* What is expected
Read the listing below and copy out every line that holds "Miniaturansichtsgenerierung".
## Start Material for this exercise
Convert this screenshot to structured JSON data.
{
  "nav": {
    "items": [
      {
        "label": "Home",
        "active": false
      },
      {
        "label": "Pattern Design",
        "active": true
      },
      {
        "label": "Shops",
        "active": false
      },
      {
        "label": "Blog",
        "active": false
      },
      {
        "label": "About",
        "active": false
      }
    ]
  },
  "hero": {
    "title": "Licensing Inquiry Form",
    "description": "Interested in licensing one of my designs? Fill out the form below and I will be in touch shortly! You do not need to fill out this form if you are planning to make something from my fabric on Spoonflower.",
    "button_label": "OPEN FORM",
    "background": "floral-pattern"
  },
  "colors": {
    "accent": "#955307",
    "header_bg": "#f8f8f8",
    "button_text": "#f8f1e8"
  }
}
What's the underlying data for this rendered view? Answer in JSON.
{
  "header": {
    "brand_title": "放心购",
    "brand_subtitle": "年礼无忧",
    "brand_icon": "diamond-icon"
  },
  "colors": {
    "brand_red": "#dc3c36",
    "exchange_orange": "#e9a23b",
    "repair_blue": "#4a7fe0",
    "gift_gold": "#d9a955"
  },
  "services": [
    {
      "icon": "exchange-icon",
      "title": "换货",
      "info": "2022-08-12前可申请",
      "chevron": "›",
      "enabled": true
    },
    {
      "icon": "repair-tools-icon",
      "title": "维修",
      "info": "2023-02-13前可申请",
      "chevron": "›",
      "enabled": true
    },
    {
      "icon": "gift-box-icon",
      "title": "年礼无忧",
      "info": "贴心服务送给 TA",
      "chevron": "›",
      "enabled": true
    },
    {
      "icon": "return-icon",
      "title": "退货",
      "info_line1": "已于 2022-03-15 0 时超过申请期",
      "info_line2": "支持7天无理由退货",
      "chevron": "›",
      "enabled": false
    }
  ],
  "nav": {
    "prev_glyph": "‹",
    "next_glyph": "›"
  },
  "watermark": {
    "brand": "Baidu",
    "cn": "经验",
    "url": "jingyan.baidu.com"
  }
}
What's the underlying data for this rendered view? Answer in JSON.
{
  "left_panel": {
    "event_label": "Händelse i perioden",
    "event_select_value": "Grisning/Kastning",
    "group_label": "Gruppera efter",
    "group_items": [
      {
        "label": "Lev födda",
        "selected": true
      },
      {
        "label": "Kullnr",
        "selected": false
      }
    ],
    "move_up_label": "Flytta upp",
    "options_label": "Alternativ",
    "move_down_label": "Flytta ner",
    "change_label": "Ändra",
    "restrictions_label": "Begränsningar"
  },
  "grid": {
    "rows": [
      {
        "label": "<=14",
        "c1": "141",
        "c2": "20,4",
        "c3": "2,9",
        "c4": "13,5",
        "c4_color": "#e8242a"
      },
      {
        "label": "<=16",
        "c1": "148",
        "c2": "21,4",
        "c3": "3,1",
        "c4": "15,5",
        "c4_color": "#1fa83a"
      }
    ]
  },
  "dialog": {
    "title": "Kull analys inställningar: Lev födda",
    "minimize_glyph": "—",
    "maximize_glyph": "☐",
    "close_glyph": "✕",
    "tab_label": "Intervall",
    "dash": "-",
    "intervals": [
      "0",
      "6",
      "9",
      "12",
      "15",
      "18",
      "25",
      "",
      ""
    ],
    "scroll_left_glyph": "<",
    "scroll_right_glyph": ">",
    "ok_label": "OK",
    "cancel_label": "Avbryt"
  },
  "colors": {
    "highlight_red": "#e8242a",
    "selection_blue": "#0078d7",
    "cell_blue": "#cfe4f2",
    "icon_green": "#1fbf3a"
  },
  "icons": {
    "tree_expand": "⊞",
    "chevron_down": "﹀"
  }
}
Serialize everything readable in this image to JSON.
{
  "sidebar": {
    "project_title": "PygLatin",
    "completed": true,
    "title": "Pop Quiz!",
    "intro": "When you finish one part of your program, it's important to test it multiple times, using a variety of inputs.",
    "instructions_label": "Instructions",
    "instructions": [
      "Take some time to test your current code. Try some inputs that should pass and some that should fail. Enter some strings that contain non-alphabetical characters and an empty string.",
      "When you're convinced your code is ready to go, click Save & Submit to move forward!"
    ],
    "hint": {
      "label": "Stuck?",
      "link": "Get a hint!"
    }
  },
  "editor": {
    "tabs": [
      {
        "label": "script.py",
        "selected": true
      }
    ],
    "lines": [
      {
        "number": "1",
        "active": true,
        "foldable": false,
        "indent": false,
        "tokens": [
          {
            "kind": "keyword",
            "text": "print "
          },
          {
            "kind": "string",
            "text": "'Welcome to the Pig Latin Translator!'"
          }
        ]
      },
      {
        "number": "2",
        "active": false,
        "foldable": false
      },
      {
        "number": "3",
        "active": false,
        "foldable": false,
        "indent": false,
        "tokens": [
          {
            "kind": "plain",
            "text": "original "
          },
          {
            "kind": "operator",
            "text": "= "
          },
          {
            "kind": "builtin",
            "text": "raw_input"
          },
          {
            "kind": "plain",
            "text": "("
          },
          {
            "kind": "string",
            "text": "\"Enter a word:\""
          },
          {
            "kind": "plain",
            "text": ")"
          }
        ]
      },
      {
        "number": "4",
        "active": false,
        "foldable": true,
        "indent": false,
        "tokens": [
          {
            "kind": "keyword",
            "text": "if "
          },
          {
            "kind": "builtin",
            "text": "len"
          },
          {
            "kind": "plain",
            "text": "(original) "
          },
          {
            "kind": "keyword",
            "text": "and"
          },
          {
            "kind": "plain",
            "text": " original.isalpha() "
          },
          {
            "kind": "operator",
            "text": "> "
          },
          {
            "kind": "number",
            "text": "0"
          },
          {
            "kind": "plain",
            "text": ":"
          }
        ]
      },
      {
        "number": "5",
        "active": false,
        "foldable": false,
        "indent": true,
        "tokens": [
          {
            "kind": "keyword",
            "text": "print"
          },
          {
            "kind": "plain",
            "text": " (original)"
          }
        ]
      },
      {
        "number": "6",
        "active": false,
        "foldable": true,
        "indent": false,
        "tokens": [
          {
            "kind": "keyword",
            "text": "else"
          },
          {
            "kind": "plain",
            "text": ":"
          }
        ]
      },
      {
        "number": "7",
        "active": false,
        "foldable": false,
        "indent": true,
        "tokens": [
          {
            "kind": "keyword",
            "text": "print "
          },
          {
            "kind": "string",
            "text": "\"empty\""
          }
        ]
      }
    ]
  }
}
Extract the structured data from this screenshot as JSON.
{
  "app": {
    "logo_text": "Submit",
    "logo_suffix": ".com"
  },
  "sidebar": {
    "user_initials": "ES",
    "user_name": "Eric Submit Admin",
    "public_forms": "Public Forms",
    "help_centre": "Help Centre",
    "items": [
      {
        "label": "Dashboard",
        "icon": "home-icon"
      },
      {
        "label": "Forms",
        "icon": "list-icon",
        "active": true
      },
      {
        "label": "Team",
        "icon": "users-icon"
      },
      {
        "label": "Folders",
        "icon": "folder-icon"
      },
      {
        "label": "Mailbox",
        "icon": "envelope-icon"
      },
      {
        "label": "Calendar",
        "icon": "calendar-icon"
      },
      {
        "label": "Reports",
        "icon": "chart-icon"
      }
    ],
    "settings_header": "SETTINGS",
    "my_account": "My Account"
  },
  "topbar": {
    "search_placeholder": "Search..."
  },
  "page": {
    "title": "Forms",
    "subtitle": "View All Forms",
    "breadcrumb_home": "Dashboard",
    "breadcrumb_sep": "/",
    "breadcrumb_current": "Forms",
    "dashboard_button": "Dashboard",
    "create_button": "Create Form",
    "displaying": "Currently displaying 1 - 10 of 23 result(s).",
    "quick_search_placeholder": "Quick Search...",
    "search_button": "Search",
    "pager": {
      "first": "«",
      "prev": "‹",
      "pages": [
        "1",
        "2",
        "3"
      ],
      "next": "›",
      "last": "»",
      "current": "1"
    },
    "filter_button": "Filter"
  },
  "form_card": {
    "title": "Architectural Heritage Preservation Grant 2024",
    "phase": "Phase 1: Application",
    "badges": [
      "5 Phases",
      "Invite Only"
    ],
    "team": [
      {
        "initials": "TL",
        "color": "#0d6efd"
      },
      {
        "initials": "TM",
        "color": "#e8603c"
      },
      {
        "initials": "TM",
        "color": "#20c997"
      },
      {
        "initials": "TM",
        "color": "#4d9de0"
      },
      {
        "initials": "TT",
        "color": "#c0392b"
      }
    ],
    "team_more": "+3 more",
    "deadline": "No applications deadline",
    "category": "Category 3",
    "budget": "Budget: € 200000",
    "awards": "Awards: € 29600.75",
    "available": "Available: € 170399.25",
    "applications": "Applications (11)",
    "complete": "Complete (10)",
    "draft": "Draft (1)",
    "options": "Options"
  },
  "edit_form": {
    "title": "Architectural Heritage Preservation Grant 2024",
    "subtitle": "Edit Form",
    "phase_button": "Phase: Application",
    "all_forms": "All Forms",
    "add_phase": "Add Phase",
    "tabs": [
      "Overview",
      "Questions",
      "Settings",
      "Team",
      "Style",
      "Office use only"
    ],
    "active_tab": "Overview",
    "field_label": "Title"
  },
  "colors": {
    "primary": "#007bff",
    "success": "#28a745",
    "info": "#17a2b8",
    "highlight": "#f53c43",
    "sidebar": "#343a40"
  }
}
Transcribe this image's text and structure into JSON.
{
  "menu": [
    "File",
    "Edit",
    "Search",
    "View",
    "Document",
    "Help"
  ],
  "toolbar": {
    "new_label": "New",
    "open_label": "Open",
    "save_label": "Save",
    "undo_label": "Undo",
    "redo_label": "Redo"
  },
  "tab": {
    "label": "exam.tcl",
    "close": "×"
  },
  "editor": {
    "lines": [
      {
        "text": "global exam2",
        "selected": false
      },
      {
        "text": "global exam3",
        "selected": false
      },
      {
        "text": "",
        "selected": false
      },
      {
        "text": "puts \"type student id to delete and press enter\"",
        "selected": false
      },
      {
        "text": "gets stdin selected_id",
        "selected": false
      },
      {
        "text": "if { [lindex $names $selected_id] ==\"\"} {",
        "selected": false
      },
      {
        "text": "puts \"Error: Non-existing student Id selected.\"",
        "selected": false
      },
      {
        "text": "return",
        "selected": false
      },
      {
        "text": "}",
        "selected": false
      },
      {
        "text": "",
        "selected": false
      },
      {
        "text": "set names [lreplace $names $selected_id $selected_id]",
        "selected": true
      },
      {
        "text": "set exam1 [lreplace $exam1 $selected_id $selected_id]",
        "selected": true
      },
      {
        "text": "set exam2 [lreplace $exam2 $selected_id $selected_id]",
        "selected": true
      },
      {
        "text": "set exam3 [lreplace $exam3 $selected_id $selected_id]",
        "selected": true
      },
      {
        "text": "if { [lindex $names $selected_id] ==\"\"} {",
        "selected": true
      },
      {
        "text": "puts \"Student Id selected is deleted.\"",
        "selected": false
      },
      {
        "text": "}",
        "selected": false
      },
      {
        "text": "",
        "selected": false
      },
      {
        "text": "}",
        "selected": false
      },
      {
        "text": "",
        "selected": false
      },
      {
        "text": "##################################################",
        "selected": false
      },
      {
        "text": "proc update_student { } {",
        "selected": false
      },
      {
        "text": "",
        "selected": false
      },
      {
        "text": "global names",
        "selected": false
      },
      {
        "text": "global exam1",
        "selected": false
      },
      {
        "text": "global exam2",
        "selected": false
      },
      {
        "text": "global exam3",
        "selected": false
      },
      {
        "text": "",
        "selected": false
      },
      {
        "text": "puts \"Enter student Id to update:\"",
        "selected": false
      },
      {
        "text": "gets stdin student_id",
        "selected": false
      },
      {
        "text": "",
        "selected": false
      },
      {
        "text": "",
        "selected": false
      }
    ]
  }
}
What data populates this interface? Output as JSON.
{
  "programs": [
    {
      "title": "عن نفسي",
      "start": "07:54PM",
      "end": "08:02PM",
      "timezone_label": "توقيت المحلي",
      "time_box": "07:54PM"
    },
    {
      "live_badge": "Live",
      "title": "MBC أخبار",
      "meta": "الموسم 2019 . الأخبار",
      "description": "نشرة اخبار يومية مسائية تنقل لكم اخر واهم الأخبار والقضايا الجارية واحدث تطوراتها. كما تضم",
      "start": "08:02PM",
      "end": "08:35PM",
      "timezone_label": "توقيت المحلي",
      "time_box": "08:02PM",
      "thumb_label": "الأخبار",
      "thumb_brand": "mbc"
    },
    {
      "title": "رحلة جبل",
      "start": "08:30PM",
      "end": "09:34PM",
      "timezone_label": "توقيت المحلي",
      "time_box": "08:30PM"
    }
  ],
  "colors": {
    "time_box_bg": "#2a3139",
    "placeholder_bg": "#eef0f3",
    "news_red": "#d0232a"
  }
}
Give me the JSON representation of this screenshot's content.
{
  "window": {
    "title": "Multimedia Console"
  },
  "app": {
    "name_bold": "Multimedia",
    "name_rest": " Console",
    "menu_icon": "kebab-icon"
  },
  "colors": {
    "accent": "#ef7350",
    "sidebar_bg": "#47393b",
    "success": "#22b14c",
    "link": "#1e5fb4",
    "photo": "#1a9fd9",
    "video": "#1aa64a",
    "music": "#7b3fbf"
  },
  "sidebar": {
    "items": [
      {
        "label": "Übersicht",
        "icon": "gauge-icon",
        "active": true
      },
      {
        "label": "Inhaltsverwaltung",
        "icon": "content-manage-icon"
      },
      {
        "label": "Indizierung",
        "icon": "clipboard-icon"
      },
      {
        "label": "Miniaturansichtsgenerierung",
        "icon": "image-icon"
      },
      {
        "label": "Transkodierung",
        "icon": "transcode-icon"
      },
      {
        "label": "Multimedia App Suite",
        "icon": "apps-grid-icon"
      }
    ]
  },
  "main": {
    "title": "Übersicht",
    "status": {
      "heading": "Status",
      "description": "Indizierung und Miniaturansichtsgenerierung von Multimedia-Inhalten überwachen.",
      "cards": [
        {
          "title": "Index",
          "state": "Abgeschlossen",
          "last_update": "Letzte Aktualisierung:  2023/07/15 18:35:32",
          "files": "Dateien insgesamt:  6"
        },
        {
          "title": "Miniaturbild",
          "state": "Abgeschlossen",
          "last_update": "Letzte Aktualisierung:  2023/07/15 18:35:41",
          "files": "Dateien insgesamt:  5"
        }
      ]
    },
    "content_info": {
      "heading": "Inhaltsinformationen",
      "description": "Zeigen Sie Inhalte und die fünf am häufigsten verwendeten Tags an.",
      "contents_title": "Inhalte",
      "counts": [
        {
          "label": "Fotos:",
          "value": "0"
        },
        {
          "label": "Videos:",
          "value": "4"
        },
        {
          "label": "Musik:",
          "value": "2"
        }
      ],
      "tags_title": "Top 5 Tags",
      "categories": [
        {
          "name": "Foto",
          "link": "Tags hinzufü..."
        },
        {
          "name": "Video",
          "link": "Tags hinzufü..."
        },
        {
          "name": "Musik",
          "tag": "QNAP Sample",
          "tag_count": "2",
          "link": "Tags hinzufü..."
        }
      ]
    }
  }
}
## End Material for this exercise
* Written response
        "label": "Miniaturansichtsgenerierung",
      "description": "Indizierung und Miniaturansichtsgenerierung von Multimedia-Inhalten überwachen.",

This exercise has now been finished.